Repeat each line of the material below exactly as it appears, minus any pictures.

..........

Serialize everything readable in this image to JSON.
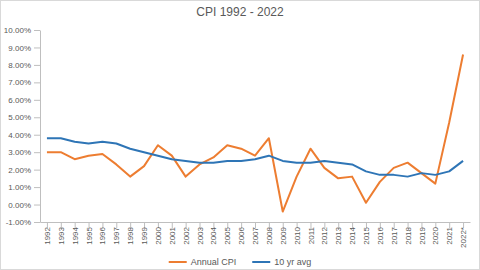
{
  "chart_data": {
    "type": "line",
    "title": "CPI 1992 - 2022",
    "categories": [
      "1992",
      "1993",
      "1994",
      "1995",
      "1996",
      "1997",
      "1998",
      "1999",
      "2000",
      "2001",
      "2002",
      "2003",
      "2004",
      "2005",
      "2006",
      "2007",
      "2008",
      "2009",
      "2010",
      "2011",
      "2012",
      "2013",
      "2014",
      "2015",
      "2016",
      "2017",
      "2018",
      "2019",
      "2020",
      "2021",
      "2022*"
    ],
    "series": [
      {
        "name": "Annual CPI",
        "color": "#ed7d31",
        "values": [
          3.0,
          3.0,
          2.6,
          2.8,
          2.9,
          2.3,
          1.6,
          2.2,
          3.4,
          2.8,
          1.6,
          2.3,
          2.7,
          3.4,
          3.2,
          2.8,
          3.8,
          -0.4,
          1.6,
          3.2,
          2.1,
          1.5,
          1.6,
          0.1,
          1.3,
          2.1,
          2.4,
          1.8,
          1.2,
          4.7,
          8.6
        ]
      },
      {
        "name": "10 yr avg",
        "color": "#2e75b6",
        "values": [
          3.8,
          3.8,
          3.6,
          3.5,
          3.6,
          3.5,
          3.2,
          3.0,
          2.8,
          2.6,
          2.5,
          2.4,
          2.4,
          2.5,
          2.5,
          2.6,
          2.8,
          2.5,
          2.4,
          2.4,
          2.5,
          2.4,
          2.3,
          1.9,
          1.7,
          1.7,
          1.6,
          1.8,
          1.7,
          1.9,
          2.5
        ]
      }
    ],
    "ylim": [
      -1,
      10
    ],
    "yticks": [
      {
        "value": -1,
        "label": "-1.00%"
      },
      {
        "value": 0,
        "label": "0.00%"
      },
      {
        "value": 1,
        "label": "1.00%"
      },
      {
        "value": 2,
        "label": "2.00%"
      },
      {
        "value": 3,
        "label": "3.00%"
      },
      {
        "value": 4,
        "label": "4.00%"
      },
      {
        "value": 5,
        "label": "5.00%"
      },
      {
        "value": 6,
        "label": "6.00%"
      },
      {
        "value": 7,
        "label": "7.00%"
      },
      {
        "value": 8,
        "label": "8.00%"
      },
      {
        "value": 9,
        "label": "9.00%"
      },
      {
        "value": 10,
        "label": "10.00%"
      }
    ],
    "grid": false,
    "legend": "bottom"
  }
}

..........

■ **Task solution**
Serialize everything readable in this image to JSON.
{
  "chart_data": {
    "type": "line",
    "title": "CPI 1992 - 2022",
    "categories": [
      "1992",
      "1993",
      "1994",
      "1995",
      "1996",
      "1997",
      "1998",
      "1999",
      "2000",
      "2001",
      "2002",
      "2003",
      "2004",
      "2005",
      "2006",
      "2007",
      "2008",
      "2009",
      "2010",
      "2011",
      "2012",
      "2013",
      "2014",
      "2015",
      "2016",
      "2017",
      "2018",
      "2019",
      "2020",
      "2021",
      "2022*"
    ],
    "series": [
      {
        "name": "Annual CPI",
        "color": "#ed7d31",
        "values": [
          3.0,
          3.0,
          2.6,
          2.8,
          2.9,
          2.3,
          1.6,
          2.2,
          3.4,
          2.8,
          1.6,
          2.3,
          2.7,
          3.4,
          3.2,
          2.8,
          3.8,
          -0.4,
          1.6,
          3.2,
          2.1,
          1.5,
          1.6,
          0.1,
          1.3,
          2.1,
          2.4,
          1.8,
          1.2,
          4.7,
          8.6
        ]
      },
      {
        "name": "10 yr avg",
        "color": "#2e75b6",
        "values": [
          3.8,
          3.8,
          3.6,
          3.5,
          3.6,
          3.5,
          3.2,
          3.0,
          2.8,
          2.6,
          2.5,
          2.4,
          2.4,
          2.5,
          2.5,
          2.6,
          2.8,
          2.5,
          2.4,
          2.4,
          2.5,
          2.4,
          2.3,
          1.9,
          1.7,
          1.7,
          1.6,
          1.8,
          1.7,
          1.9,
          2.5
        ]
      }
    ],
    "ylim": [
      -1,
      10
    ],
    "yticks": [
      {
        "value": -1,
        "label": "-1.00%"
      },
      {
        "value": 0,
        "label": "0.00%"
      },
      {
        "value": 1,
        "label": "1.00%"
      },
      {
        "value": 2,
        "label": "2.00%"
      },
      {
        "value": 3,
        "label": "3.00%"
      },
      {
        "value": 4,
        "label": "4.00%"
      },
      {
        "value": 5,
        "label": "5.00%"
      },
      {
        "value": 6,
        "label": "6.00%"
      },
      {
        "value": 7,
        "label": "7.00%"
      },
      {
        "value": 8,
        "label": "8.00%"
      },
      {
        "value": 9,
        "label": "9.00%"
      },
      {
        "value": 10,
        "label": "10.00%"
      }
    ],
    "grid": false,
    "legend": "bottom"
  }
}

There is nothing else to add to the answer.